start Given information
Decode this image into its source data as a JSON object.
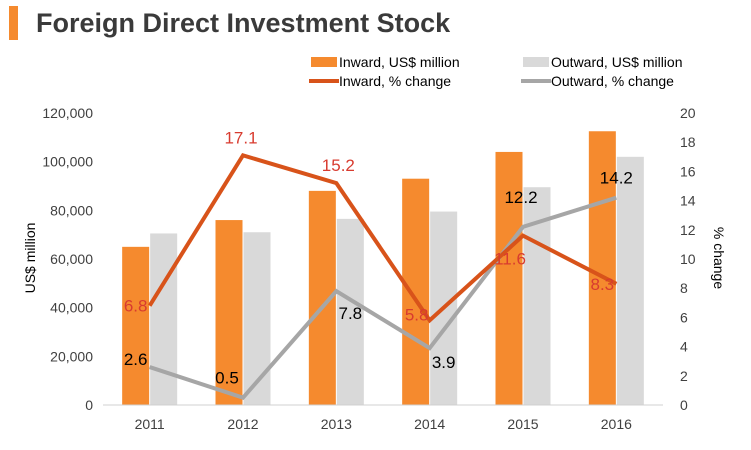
{
  "colors": {
    "accent": "#f58a2e",
    "inward_bar": "#f58a2e",
    "outward_bar": "#d9d9d9",
    "inward_line": "#d8531a",
    "outward_line": "#a6a6a6",
    "inward_label": "#d83b2f",
    "outward_label": "#000000",
    "axis_text": "#404040"
  },
  "chart_data": {
    "type": "bar",
    "title": "Foreign Direct Investment Stock",
    "categories": [
      "2011",
      "2012",
      "2013",
      "2014",
      "2015",
      "2016"
    ],
    "ylabel": "US$ million",
    "y2label": "% change",
    "ylim": [
      0,
      120000
    ],
    "y2lim": [
      0,
      20
    ],
    "yticks": [
      "0",
      "20,000",
      "40,000",
      "60,000",
      "80,000",
      "100,000",
      "120,000"
    ],
    "y2ticks": [
      "0",
      "2",
      "4",
      "6",
      "8",
      "10",
      "12",
      "14",
      "16",
      "18",
      "20"
    ],
    "legend_position": "top-right",
    "series": [
      {
        "name": "Inward, US$ million",
        "kind": "bar",
        "axis": "left",
        "values": [
          65000,
          76000,
          88000,
          93000,
          104000,
          112500
        ]
      },
      {
        "name": "Outward, US$ million",
        "kind": "bar",
        "axis": "left",
        "values": [
          70500,
          71000,
          76500,
          79500,
          89500,
          102000
        ]
      },
      {
        "name": "Inward, % change",
        "kind": "line",
        "axis": "right",
        "values": [
          6.8,
          17.1,
          15.2,
          5.8,
          11.6,
          8.3
        ],
        "labels": [
          "6.8",
          "17.1",
          "15.2",
          "5.8",
          "11.6",
          "8.3"
        ]
      },
      {
        "name": "Outward, % change",
        "kind": "line",
        "axis": "right",
        "values": [
          2.6,
          0.5,
          7.8,
          3.9,
          12.2,
          14.2
        ],
        "labels": [
          "2.6",
          "0.5",
          "7.8",
          "3.9",
          "12.2",
          "14.2"
        ]
      }
    ]
  }
}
end Given information
- [Instructions to follow]: Output the data above without changes, apart from leaving out the pictures.

- [Expected answer]:
Decode this image into its source data as a JSON object.
{
  "colors": {
    "accent": "#f58a2e",
    "inward_bar": "#f58a2e",
    "outward_bar": "#d9d9d9",
    "inward_line": "#d8531a",
    "outward_line": "#a6a6a6",
    "inward_label": "#d83b2f",
    "outward_label": "#000000",
    "axis_text": "#404040"
  },
  "chart_data": {
    "type": "bar",
    "title": "Foreign Direct Investment Stock",
    "categories": [
      "2011",
      "2012",
      "2013",
      "2014",
      "2015",
      "2016"
    ],
    "ylabel": "US$ million",
    "y2label": "% change",
    "ylim": [
      0,
      120000
    ],
    "y2lim": [
      0,
      20
    ],
    "yticks": [
      "0",
      "20,000",
      "40,000",
      "60,000",
      "80,000",
      "100,000",
      "120,000"
    ],
    "y2ticks": [
      "0",
      "2",
      "4",
      "6",
      "8",
      "10",
      "12",
      "14",
      "16",
      "18",
      "20"
    ],
    "legend_position": "top-right",
    "series": [
      {
        "name": "Inward, US$ million",
        "kind": "bar",
        "axis": "left",
        "values": [
          65000,
          76000,
          88000,
          93000,
          104000,
          112500
        ]
      },
      {
        "name": "Outward, US$ million",
        "kind": "bar",
        "axis": "left",
        "values": [
          70500,
          71000,
          76500,
          79500,
          89500,
          102000
        ]
      },
      {
        "name": "Inward, % change",
        "kind": "line",
        "axis": "right",
        "values": [
          6.8,
          17.1,
          15.2,
          5.8,
          11.6,
          8.3
        ],
        "labels": [
          "6.8",
          "17.1",
          "15.2",
          "5.8",
          "11.6",
          "8.3"
        ]
      },
      {
        "name": "Outward, % change",
        "kind": "line",
        "axis": "right",
        "values": [
          2.6,
          0.5,
          7.8,
          3.9,
          12.2,
          14.2
        ],
        "labels": [
          "2.6",
          "0.5",
          "7.8",
          "3.9",
          "12.2",
          "14.2"
        ]
      }
    ]
  }
}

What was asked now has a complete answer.